* _Exercise objective_:
In the material below, count the lines with the word "create" and state that number only.

(Stored entries)
◆ ◆ ◆ ◆ ◆ ◆ ◆

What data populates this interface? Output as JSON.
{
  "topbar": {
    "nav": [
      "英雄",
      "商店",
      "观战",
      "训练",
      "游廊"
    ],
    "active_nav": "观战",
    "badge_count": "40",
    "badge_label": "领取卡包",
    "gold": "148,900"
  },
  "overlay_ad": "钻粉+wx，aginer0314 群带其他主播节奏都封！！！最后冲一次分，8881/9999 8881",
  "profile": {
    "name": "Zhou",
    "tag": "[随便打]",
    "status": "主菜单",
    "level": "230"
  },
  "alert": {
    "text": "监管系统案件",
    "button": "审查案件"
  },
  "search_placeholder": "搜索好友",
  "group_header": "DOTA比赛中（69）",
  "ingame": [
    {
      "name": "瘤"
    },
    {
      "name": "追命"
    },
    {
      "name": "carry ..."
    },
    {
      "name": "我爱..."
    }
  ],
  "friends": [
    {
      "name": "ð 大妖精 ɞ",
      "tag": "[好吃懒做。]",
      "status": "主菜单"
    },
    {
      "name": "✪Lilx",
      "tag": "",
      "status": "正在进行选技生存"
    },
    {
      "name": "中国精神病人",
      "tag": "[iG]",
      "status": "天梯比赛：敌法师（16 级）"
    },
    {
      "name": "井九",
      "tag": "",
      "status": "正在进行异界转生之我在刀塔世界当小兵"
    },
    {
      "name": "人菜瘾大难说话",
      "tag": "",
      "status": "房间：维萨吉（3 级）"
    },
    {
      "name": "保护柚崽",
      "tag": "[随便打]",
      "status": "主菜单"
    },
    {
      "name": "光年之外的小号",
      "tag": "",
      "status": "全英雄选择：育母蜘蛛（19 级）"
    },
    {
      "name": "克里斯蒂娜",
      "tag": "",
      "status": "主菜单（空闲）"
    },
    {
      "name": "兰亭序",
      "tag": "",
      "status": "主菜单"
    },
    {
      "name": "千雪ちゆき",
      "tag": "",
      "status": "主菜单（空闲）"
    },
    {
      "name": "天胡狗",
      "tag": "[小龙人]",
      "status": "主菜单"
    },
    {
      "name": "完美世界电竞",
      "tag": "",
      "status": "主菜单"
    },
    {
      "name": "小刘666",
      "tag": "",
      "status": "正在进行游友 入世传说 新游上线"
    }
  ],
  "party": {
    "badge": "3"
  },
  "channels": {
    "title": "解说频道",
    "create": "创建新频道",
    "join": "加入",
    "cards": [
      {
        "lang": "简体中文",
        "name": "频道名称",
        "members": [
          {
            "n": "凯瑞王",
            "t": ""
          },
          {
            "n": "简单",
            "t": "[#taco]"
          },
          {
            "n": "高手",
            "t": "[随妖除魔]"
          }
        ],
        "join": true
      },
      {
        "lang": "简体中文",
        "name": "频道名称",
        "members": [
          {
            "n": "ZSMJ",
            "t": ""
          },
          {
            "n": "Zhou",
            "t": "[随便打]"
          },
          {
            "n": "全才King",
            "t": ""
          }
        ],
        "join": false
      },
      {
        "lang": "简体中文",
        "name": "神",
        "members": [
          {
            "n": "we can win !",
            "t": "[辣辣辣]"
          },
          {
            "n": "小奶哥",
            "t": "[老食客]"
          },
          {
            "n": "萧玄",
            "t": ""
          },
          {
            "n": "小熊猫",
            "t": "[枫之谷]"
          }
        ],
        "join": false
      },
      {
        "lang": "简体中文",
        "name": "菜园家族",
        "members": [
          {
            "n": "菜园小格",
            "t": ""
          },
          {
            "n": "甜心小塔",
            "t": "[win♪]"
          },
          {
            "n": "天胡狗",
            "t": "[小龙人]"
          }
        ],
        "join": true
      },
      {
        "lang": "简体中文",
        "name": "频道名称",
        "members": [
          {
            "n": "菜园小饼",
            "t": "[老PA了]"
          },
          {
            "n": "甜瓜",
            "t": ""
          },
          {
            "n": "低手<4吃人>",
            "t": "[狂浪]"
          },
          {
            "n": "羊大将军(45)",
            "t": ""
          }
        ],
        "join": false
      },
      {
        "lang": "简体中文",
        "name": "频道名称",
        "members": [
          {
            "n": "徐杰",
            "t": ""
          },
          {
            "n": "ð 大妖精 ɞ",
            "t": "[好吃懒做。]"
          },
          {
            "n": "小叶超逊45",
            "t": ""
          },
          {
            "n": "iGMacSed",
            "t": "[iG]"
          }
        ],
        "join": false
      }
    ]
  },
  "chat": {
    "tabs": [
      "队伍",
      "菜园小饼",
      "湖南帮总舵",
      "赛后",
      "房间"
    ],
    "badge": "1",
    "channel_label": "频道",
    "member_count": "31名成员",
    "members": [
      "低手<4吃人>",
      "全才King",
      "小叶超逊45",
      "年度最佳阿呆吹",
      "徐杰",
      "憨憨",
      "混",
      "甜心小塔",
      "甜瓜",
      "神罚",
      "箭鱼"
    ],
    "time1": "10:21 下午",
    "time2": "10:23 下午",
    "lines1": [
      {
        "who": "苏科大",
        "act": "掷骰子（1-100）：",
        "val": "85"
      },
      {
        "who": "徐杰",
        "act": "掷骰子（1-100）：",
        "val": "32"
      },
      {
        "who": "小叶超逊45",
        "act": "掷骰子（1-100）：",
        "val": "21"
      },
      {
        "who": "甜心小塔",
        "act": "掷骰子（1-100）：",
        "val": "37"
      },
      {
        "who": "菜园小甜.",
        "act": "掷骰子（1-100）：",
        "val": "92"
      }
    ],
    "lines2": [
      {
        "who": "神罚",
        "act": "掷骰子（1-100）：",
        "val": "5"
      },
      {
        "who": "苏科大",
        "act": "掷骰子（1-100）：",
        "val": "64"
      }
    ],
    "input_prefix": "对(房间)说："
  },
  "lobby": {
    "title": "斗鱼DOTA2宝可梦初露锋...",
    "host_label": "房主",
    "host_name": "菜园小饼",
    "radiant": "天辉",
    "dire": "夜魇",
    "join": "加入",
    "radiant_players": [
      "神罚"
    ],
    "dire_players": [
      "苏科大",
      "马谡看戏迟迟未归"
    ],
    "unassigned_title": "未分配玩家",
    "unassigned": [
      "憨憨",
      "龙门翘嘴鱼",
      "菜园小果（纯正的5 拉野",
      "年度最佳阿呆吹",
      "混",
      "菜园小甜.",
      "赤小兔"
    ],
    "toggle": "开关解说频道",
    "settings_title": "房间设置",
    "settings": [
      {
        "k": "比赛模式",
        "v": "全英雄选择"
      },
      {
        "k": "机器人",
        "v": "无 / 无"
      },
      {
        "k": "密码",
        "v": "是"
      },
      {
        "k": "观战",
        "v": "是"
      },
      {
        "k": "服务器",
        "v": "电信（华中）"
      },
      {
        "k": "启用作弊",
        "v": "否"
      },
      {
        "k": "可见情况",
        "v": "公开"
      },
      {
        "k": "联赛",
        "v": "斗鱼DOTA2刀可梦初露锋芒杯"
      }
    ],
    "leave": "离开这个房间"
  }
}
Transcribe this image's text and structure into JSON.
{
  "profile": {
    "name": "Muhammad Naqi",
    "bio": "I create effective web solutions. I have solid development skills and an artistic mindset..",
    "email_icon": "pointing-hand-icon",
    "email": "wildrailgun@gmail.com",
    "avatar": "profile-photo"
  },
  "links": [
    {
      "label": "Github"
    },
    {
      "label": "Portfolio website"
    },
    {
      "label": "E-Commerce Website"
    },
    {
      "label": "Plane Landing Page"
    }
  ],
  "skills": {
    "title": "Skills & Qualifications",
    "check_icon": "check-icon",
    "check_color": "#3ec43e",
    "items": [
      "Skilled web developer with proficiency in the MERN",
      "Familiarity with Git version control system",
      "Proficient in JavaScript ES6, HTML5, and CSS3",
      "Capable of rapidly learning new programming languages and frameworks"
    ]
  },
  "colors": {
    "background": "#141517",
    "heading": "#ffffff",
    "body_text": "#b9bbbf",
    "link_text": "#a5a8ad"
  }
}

◆ ◆ ◆ ◆ ◆ ◆ ◆

* _Task output_:
2